- REQUIRED WORK -
Copy out each line of the material below with no changes.

>>>>

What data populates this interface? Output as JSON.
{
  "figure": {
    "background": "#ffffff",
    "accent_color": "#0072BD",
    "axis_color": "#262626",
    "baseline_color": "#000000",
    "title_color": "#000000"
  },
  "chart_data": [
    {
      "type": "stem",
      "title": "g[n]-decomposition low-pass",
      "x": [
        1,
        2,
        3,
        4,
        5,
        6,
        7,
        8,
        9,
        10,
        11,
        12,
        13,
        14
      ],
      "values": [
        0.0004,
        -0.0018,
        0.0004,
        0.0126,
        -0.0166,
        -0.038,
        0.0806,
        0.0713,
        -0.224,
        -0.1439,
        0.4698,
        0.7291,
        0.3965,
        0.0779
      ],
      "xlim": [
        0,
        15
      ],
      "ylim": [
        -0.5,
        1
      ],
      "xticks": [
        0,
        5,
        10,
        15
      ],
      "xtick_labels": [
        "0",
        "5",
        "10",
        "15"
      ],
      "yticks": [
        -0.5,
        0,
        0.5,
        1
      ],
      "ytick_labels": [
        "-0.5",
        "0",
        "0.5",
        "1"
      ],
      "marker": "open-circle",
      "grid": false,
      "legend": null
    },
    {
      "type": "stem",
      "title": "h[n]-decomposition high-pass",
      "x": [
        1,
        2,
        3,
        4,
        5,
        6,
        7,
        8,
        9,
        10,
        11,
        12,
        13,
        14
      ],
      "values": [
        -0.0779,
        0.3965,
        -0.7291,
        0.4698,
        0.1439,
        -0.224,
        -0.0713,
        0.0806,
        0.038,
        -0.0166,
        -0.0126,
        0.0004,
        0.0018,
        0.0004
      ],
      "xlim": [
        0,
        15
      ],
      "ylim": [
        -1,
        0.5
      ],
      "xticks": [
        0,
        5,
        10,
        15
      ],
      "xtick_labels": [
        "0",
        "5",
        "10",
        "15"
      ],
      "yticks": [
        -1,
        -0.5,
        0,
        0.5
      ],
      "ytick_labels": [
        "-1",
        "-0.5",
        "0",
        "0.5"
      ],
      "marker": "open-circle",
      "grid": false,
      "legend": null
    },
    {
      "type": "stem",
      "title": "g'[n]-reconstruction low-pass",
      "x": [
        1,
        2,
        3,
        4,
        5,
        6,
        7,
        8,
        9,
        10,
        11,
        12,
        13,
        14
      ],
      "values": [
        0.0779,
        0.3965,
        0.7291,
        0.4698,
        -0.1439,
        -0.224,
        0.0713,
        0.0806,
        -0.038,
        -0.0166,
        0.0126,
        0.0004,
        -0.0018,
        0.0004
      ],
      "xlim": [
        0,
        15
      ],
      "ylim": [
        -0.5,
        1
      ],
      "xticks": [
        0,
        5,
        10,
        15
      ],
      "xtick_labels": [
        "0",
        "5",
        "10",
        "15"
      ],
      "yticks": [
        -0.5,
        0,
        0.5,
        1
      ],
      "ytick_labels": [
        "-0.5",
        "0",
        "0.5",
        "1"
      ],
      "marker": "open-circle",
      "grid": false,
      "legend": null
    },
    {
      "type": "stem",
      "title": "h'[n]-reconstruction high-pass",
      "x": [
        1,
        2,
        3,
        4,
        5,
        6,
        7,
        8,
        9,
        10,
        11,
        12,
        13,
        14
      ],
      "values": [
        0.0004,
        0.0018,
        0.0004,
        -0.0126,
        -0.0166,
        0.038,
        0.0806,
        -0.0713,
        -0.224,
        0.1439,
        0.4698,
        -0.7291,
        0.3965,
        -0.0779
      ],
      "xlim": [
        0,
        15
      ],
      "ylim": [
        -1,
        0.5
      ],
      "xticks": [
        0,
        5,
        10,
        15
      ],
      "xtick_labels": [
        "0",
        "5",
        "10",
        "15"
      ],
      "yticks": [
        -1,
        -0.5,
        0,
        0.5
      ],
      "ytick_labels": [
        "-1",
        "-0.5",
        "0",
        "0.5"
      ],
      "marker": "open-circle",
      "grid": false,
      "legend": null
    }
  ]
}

<<<<

- RESULT -
What data populates this interface? Output as JSON.
{
  "figure": {
    "background": "#ffffff",
    "accent_color": "#0072BD",
    "axis_color": "#262626",
    "baseline_color": "#000000",
    "title_color": "#000000"
  },
  "chart_data": [
    {
      "type": "stem",
      "title": "g[n]-decomposition low-pass",
      "x": [
        1,
        2,
        3,
        4,
        5,
        6,
        7,
        8,
        9,
        10,
        11,
        12,
        13,
        14
      ],
      "values": [
        0.0004,
        -0.0018,
        0.0004,
        0.0126,
        -0.0166,
        -0.038,
        0.0806,
        0.0713,
        -0.224,
        -0.1439,
        0.4698,
        0.7291,
        0.3965,
        0.0779
      ],
      "xlim": [
        0,
        15
      ],
      "ylim": [
        -0.5,
        1
      ],
      "xticks": [
        0,
        5,
        10,
        15
      ],
      "xtick_labels": [
        "0",
        "5",
        "10",
        "15"
      ],
      "yticks": [
        -0.5,
        0,
        0.5,
        1
      ],
      "ytick_labels": [
        "-0.5",
        "0",
        "0.5",
        "1"
      ],
      "marker": "open-circle",
      "grid": false,
      "legend": null
    },
    {
      "type": "stem",
      "title": "h[n]-decomposition high-pass",
      "x": [
        1,
        2,
        3,
        4,
        5,
        6,
        7,
        8,
        9,
        10,
        11,
        12,
        13,
        14
      ],
      "values": [
        -0.0779,
        0.3965,
        -0.7291,
        0.4698,
        0.1439,
        -0.224,
        -0.0713,
        0.0806,
        0.038,
        -0.0166,
        -0.0126,
        0.0004,
        0.0018,
        0.0004
      ],
      "xlim": [
        0,
        15
      ],
      "ylim": [
        -1,
        0.5
      ],
      "xticks": [
        0,
        5,
        10,
        15
      ],
      "xtick_labels": [
        "0",
        "5",
        "10",
        "15"
      ],
      "yticks": [
        -1,
        -0.5,
        0,
        0.5
      ],
      "ytick_labels": [
        "-1",
        "-0.5",
        "0",
        "0.5"
      ],
      "marker": "open-circle",
      "grid": false,
      "legend": null
    },
    {
      "type": "stem",
      "title": "g'[n]-reconstruction low-pass",
      "x": [
        1,
        2,
        3,
        4,
        5,
        6,
        7,
        8,
        9,
        10,
        11,
        12,
        13,
        14
      ],
      "values": [
        0.0779,
        0.3965,
        0.7291,
        0.4698,
        -0.1439,
        -0.224,
        0.0713,
        0.0806,
        -0.038,
        -0.0166,
        0.0126,
        0.0004,
        -0.0018,
        0.0004
      ],
      "xlim": [
        0,
        15
      ],
      "ylim": [
        -0.5,
        1
      ],
      "xticks": [
        0,
        5,
        10,
        15
      ],
      "xtick_labels": [
        "0",
        "5",
        "10",
        "15"
      ],
      "yticks": [
        -0.5,
        0,
        0.5,
        1
      ],
      "ytick_labels": [
        "-0.5",
        "0",
        "0.5",
        "1"
      ],
      "marker": "open-circle",
      "grid": false,
      "legend": null
    },
    {
      "type": "stem",
      "title": "h'[n]-reconstruction high-pass",
      "x": [
        1,
        2,
        3,
        4,
        5,
        6,
        7,
        8,
        9,
        10,
        11,
        12,
        13,
        14
      ],
      "values": [
        0.0004,
        0.0018,
        0.0004,
        -0.0126,
        -0.0166,
        0.038,
        0.0806,
        -0.0713,
        -0.224,
        0.1439,
        0.4698,
        -0.7291,
        0.3965,
        -0.0779
      ],
      "xlim": [
        0,
        15
      ],
      "ylim": [
        -1,
        0.5
      ],
      "xticks": [
        0,
        5,
        10,
        15
      ],
      "xtick_labels": [
        "0",
        "5",
        "10",
        "15"
      ],
      "yticks": [
        -1,
        -0.5,
        0,
        0.5
      ],
      "ytick_labels": [
        "-1",
        "-0.5",
        "0",
        "0.5"
      ],
      "marker": "open-circle",
      "grid": false,
      "legend": null
    }
  ]
}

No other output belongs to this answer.